"""
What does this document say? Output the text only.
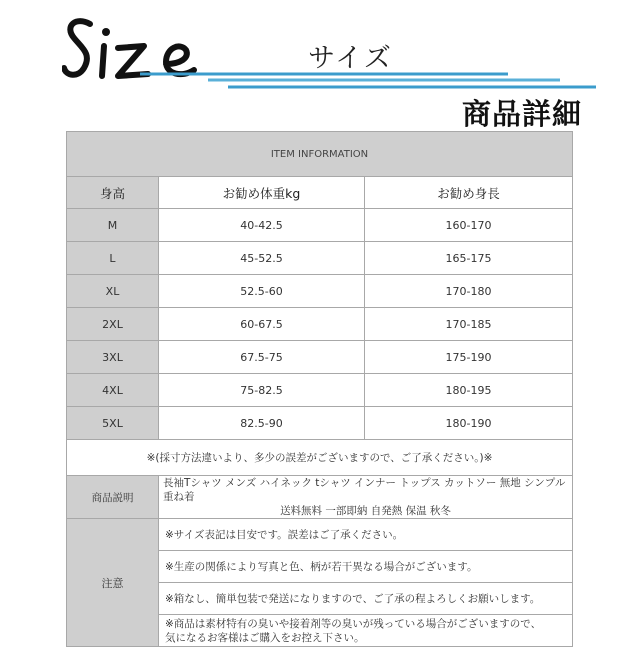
サイズ
商品詳細
ITEM INFORMATION		
身高	お勧め体重kg	お勧め身長
M	40-42.5	160-170
L	45-52.5	165-175
XL	52.5-60	170-180
2XL	60-67.5	170-185
3XL	67.5-75	175-190
4XL	75-82.5	180-195
5XL	82.5-90	180-190
※(採寸方法違いより、多少の誤差がございますので、ご了承ください。)※		
商品説明	長袖Tシャツ メンズ ハイネック tシャツ インナー トップス カットソー 無地 シンプル 重ね着
送料無料 一部即納 自発熱 保温 秋冬	

注意	※サイズ表記は目安です。誤差はご了承ください。	
	※生産の関係により写真と色、柄が若干異なる場合がございます。	
	※箱なし、簡単包装で発送になりますので、ご了承の程よろしくお願いします。	

	※商品は素材特有の臭いや接着剤等の臭いが残っている場合がございますので、
気になるお客様はご購入をお控え下さい。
"""
_DESCRIPTION OF THE TASK:_ Without the pictures, copy the material exactly as given.

_REPLY TO THE EXERCISE:_
What does this document say? Output the text only.
サイズ
商品詳細
ITEM INFORMATION		
身高	お勧め体重kg	お勧め身長
M	40-42.5	160-170
L	45-52.5	165-175
XL	52.5-60	170-180
2XL	60-67.5	170-185
3XL	67.5-75	175-190
4XL	75-82.5	180-195
5XL	82.5-90	180-190
※(採寸方法違いより、多少の誤差がございますので、ご了承ください。)※		
商品説明	長袖Tシャツ メンズ ハイネック tシャツ インナー トップス カットソー 無地 シンプル 重ね着
送料無料 一部即納 自発熱 保温 秋冬	

注意	※サイズ表記は目安です。誤差はご了承ください。	
	※生産の関係により写真と色、柄が若干異なる場合がございます。	
	※箱なし、簡単包装で発送になりますので、ご了承の程よろしくお願いします。	

	※商品は素材特有の臭いや接着剤等の臭いが残っている場合がございますので、
気になるお客様はご購入をお控え下さい。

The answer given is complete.